— Begin Listing —
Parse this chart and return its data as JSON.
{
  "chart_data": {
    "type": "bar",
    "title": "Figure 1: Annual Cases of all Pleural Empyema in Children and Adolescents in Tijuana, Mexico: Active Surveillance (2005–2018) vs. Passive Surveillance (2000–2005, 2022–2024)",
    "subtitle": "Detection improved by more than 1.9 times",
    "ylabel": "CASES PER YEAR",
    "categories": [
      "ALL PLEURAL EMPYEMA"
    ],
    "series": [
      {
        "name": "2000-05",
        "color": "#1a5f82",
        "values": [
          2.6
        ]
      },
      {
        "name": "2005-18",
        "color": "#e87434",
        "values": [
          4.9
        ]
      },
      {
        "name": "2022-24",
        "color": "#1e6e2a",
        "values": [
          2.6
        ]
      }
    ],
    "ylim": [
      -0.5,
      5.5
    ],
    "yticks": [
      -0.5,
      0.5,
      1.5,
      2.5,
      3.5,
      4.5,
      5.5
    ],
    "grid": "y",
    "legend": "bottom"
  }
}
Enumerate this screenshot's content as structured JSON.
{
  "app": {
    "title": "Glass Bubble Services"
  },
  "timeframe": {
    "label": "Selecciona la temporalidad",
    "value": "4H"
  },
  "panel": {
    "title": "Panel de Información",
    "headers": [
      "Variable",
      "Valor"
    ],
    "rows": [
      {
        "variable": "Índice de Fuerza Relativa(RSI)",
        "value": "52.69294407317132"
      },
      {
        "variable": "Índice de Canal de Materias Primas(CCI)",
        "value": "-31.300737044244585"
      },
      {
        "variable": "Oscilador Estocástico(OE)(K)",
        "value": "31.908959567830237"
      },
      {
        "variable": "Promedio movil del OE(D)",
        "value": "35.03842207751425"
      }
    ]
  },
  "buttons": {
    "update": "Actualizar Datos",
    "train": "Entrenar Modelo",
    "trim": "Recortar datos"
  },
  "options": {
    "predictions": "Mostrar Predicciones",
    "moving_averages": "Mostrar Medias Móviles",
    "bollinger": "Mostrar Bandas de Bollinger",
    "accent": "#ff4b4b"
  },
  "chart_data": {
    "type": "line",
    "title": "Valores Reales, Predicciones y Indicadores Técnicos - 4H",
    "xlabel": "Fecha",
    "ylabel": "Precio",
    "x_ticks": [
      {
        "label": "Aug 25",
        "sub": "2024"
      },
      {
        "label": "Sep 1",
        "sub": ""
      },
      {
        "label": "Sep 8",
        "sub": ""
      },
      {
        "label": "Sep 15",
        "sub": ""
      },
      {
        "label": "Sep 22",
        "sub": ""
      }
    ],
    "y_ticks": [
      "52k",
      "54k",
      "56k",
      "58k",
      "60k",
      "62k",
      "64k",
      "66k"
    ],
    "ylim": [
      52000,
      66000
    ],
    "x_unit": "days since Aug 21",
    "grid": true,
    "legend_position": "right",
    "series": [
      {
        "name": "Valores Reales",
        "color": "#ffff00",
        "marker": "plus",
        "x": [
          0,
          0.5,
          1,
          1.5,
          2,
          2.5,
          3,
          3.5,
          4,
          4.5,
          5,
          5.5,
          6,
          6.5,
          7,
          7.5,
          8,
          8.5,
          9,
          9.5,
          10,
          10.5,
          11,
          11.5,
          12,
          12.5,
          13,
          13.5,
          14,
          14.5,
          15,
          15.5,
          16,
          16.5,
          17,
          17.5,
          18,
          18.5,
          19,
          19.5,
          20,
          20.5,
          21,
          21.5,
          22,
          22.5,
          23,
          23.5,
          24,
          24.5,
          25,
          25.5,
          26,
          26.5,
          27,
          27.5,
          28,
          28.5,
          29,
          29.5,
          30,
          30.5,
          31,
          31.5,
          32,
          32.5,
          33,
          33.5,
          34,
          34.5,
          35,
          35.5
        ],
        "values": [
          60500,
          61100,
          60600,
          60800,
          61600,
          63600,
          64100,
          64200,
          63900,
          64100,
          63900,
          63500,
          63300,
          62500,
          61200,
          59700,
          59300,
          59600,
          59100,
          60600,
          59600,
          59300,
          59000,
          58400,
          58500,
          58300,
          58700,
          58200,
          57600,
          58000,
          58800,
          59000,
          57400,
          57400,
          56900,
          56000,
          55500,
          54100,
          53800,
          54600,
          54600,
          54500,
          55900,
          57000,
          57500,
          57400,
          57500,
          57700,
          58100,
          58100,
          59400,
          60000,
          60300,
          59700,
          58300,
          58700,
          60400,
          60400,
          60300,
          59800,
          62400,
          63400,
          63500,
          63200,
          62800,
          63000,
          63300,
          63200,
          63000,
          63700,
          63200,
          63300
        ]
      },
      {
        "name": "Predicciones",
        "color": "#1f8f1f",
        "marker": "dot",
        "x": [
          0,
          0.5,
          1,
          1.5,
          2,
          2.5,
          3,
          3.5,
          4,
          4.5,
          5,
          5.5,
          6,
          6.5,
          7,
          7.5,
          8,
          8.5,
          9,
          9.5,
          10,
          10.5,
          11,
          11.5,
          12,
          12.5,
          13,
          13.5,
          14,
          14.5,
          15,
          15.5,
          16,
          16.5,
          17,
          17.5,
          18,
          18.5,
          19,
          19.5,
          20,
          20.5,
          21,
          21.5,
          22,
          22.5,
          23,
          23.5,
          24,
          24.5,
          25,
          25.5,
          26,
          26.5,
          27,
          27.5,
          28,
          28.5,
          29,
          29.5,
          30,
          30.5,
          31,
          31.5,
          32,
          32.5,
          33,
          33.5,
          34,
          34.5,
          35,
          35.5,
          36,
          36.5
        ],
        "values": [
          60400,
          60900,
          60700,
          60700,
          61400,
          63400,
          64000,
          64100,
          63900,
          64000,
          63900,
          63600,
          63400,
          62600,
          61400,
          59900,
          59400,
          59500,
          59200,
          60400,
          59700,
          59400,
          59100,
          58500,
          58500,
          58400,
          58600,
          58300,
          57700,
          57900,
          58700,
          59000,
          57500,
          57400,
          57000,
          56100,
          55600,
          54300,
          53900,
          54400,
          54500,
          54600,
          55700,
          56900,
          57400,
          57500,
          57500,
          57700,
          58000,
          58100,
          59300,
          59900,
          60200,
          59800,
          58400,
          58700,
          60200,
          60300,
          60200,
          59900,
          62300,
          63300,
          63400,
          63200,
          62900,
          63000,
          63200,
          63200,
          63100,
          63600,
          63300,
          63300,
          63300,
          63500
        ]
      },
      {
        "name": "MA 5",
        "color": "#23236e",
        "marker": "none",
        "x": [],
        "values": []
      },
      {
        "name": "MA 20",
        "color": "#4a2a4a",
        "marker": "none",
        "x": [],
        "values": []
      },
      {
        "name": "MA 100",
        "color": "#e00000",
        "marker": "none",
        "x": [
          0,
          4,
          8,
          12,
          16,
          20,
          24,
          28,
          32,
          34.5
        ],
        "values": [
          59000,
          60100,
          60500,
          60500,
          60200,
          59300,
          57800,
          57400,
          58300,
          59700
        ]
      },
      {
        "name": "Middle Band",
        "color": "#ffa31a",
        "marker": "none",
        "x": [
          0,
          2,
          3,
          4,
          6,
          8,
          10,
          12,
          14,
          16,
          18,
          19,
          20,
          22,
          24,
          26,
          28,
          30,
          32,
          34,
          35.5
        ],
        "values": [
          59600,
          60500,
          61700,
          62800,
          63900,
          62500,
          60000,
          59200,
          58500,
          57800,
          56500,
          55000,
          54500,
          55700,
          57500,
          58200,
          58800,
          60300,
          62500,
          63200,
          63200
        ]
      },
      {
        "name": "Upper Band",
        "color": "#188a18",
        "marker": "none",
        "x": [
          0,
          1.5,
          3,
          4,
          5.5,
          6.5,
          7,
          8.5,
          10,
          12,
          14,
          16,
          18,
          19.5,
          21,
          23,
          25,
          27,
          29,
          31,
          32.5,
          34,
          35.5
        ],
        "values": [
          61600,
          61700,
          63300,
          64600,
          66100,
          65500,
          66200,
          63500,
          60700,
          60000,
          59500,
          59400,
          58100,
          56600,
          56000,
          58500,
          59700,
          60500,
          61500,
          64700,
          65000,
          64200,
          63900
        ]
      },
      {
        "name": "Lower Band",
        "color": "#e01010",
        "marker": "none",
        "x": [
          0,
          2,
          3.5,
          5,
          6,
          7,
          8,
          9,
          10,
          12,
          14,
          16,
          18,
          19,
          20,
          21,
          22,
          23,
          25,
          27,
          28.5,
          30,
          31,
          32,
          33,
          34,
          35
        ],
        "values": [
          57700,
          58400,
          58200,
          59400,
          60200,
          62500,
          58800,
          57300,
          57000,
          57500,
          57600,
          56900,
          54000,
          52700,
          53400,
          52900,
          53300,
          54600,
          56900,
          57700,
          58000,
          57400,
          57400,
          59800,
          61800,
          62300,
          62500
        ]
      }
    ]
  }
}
— End Listing —
What the task asks:
Copy out every line in the entries above that holds "Índice".

Finished exercise:
        "variable": "Índice de Fuerza Relativa(RSI)",
        "variable": "Índice de Canal de Materias Primas(CCI)",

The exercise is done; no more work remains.